Task directions:
Go through the listing and return every line with "JSON" in it.

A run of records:
>> Start

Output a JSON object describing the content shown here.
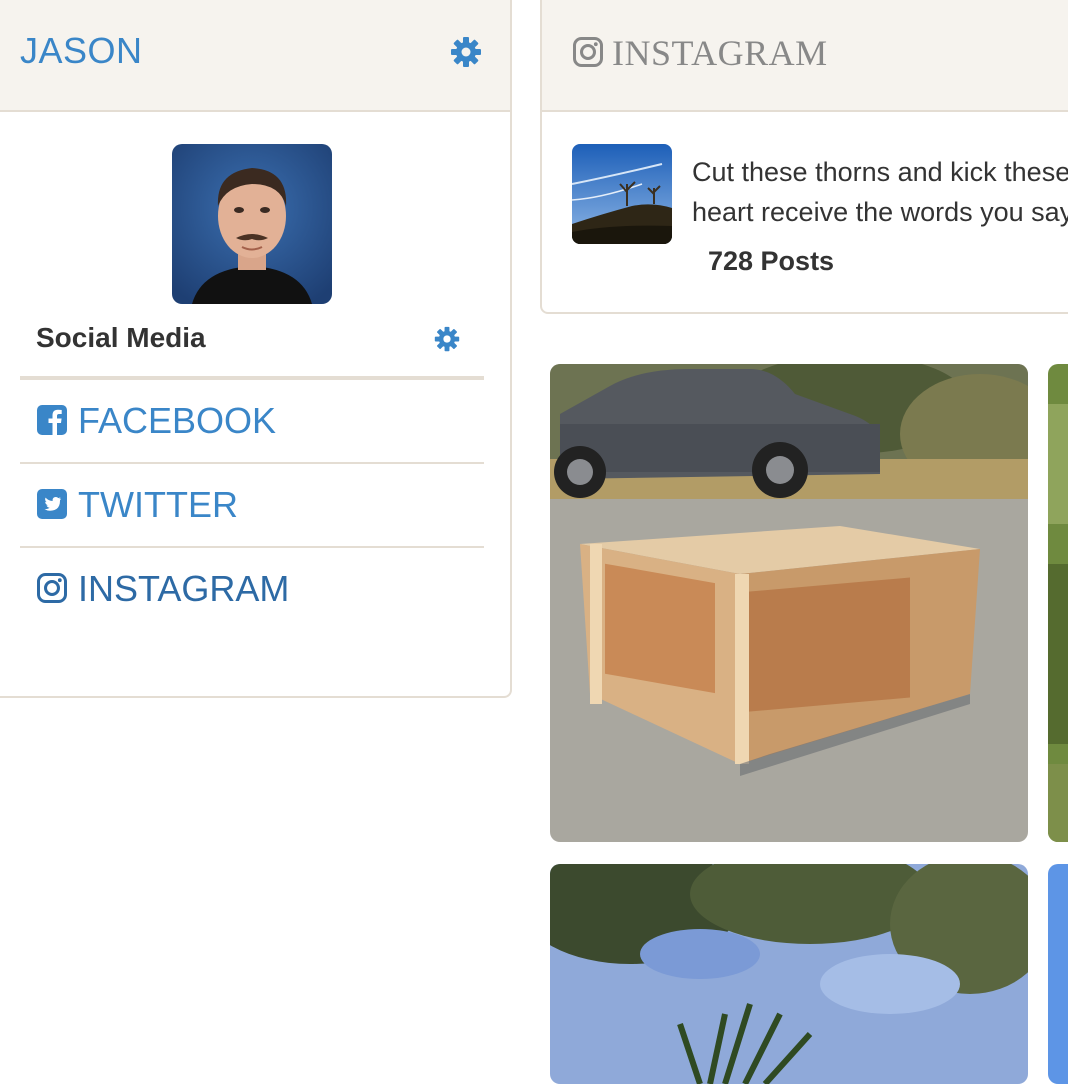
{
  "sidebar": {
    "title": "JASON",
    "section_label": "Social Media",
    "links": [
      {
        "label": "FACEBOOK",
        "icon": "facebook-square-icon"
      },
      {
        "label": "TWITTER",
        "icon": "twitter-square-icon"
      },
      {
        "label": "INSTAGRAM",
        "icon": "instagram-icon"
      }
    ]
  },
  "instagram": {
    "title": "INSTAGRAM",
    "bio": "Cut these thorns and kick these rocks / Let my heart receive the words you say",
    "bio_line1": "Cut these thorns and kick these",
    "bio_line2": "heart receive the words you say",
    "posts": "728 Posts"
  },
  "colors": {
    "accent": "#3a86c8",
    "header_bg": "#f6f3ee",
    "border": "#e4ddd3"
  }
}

>> End
>> Start

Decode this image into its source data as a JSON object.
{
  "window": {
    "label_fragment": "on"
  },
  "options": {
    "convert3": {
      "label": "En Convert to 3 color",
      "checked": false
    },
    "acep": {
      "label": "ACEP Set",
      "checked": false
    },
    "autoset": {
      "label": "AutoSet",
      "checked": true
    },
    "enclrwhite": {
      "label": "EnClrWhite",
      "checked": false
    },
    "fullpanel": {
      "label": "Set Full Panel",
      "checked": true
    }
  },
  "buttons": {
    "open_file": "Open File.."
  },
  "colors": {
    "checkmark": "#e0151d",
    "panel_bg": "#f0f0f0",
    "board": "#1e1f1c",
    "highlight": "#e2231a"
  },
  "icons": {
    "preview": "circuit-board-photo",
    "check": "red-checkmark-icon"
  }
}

>> End

Expected output:
Output a JSON object describing the content shown here.
Decode this image into its source data as a JSON object.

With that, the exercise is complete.